__Material__
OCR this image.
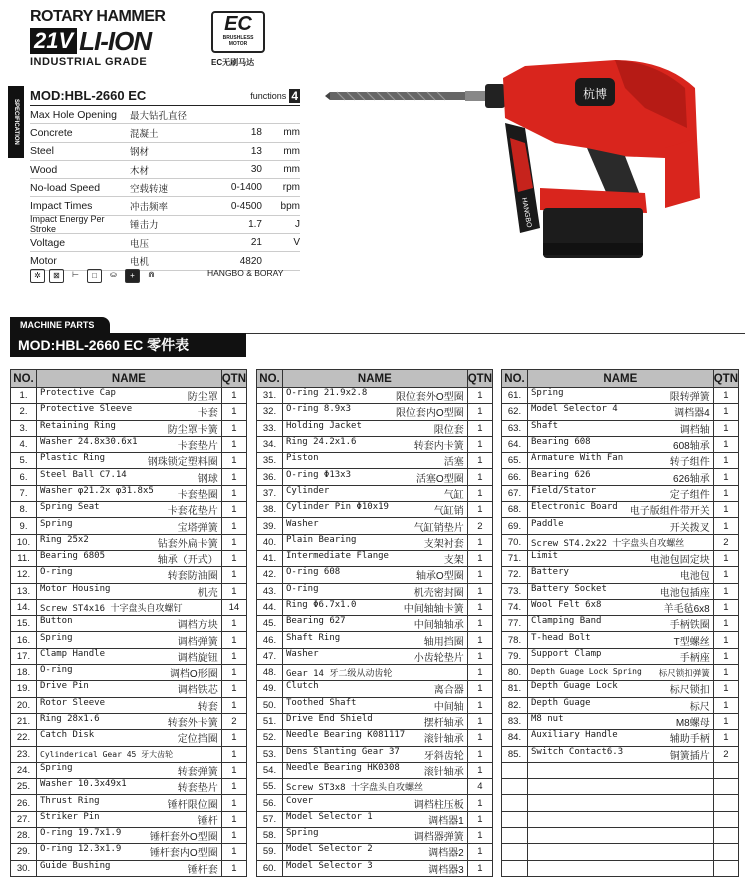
ROTARY HAMMER
21V LI-ION
INDUSTRIAL GRADE
EC
BRUSHLESS
MOTOR
EC无刷马达
SPECIFICATION
MOD:HBL-2660 EC	functions 4
Max Hole Opening	最大钻孔直径
Concrete	混凝土	18	mm
Steel	钢材	13	mm
Wood	木材	30	mm
No-load Speed	空载转速	0-1400	rpm
Impact Times	冲击频率	0-4500	bpm
Impact Energy Per Stroke	锤击力	1.7	J
Voltage	电压	21	V
Motor	电机	4820
✲	⊠	⊢	□	⛀	+	⋒	HANGBO & BORAY
杭博
HANGBO
MACHINE PARTS
MOD:HBL-2660 EC 零件表
NO.	NAME	QTN
1.	Protective Cap 防尘罩	1
2.	Protective Sleeve 卡套	1
3.	Retaining Ring 防尘罩卡簧	1
4.	Washer 24.8x30.6x1 卡套垫片	1
5.	Plastic Ring 钢珠锁定塑料圈	1
6.	Steel Ball C7.14 钢球	1
7.	Washer φ21.2x φ31.8x5 卡套垫圈	1
8.	Spring Seat 卡套花垫片	1
9.	Spring 宝塔弹簧	1
10.	Ring 25x2 钻套外扁卡簧	1
11.	Bearing 6805 轴承（开式）	1
12.	O-ring 转套防油圈	1
13.	Motor Housing 机壳	1
14.	Screw ST4x16 十字盘头自攻螺钉	14
15.	Button 调档方块	1
16.	Spring 调档弹簧	1
17.	Clamp Handle 调档旋钮	1
18.	O-ring 调档O形圈	1
19.	Drive Pin 调档铁芯	1
20.	Rotor Sleeve 转套	1
21.	Ring 28x1.6 转套外卡簧	2
22.	Catch Disk 定位挡圈	1
23.	Cylinderical Gear 45 牙大齿轮	1
24.	Spring 转套弹簧	1
25.	Washer 10.3x49x1 转套垫片	1
26.	Thrust Ring 锤杆限位圈	1
27.	Striker Pin 锤杆	1
28.	O-ring 19.7x1.9 锤杆套外O型圈	1
29.	O-ring 12.3x1.9 锤杆套内O型圈	1
30.	Guide Bushing 锤杆套	1
NO.	NAME	QTN
31.	O-ring 21.9x2.8 限位套外O型圈	1
32.	O-ring 8.9x3 限位套内O型圈	1
33.	Holding Jacket 限位套	1
34.	Ring 24.2x1.6 转套内卡簧	1
35.	Piston 活塞	1
36.	O-ring Φ13x3 活塞O型圈	1
37.	Cylinder 气缸	1
38.	Cylinder Pin Φ10x19 气缸销	1
39.	Washer 气缸销垫片	2
40.	Plain Bearing 支架衬套	1
41.	Intermediate Flange 支架	1
42.	O-ring 608 轴承O型圈	1
43.	O-ring 机壳密封圈	1
44.	Ring Φ6.7x1.0 中间轴轴卡簧	1
45.	Bearing 627 中间轴轴承	1
46.	Shaft Ring 轴用挡圈	1
47.	Washer 小齿轮垫片	1
48.	Gear 14 牙二级从动齿轮	1
49.	Clutch 离合器	1
50.	Toothed Shaft 中间轴	1
51.	Drive End Shield 摆杆轴承	1
52.	Needle Bearing K081117 滚针轴承	1
53.	Dens Slanting Gear 37 牙斜齿轮	1
54.	Needle Bearing HK0308 滚针轴承	1
55.	Screw ST3x8 十字盘头自攻螺丝	4
56.	Cover 调档柱压板	1
57.	Model Selector 1 调档器1	1
58.	Spring 调档器弹簧	1
59.	Model Selector 2 调档器2	1
60.	Model Selector 3 调档器3	1
NO.	NAME	QTN
61.	Spring 限转弹簧	1
62.	Model Selector 4 调档器4	1
63.	Shaft 调档轴	1
64.	Bearing 608 608轴承	1
65.	Armature With Fan 转子组件	1
66.	Bearing 626 626轴承	1
67.	Field/Stator 定子组件	1
68.	Electronic Board 电子版组件带开关	1
69.	Paddle 开关拨叉	1
70.	Screw ST4.2x22 十字盘头自攻螺丝	2
71.	Limit 电池包固定块	1
72.	Battery 电池包	1
73.	Battery Socket 电池包插座	1
74.	Wool Felt 6x8 羊毛毡6x8	1
77.	Clamping Band 手柄铁圈	1
78.	T-head Bolt T型螺丝	1
79.	Support Clamp 手柄座	1
80.	Depth Guage Lock Spring 标尺锁扣弹簧	1
81.	Depth Guage Lock 标尺锁扣	1
82.	Depth Guage 标尺	1
83.	M8 nut M8螺母	1
84.	Auxiliary Handle 辅助手柄	1
85.	Switch Contact6.3 铜簧插片	2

__Your instructions__
From the records above, how many lines include the word "Shaft"? Only the number is wanted.

__Final result__
3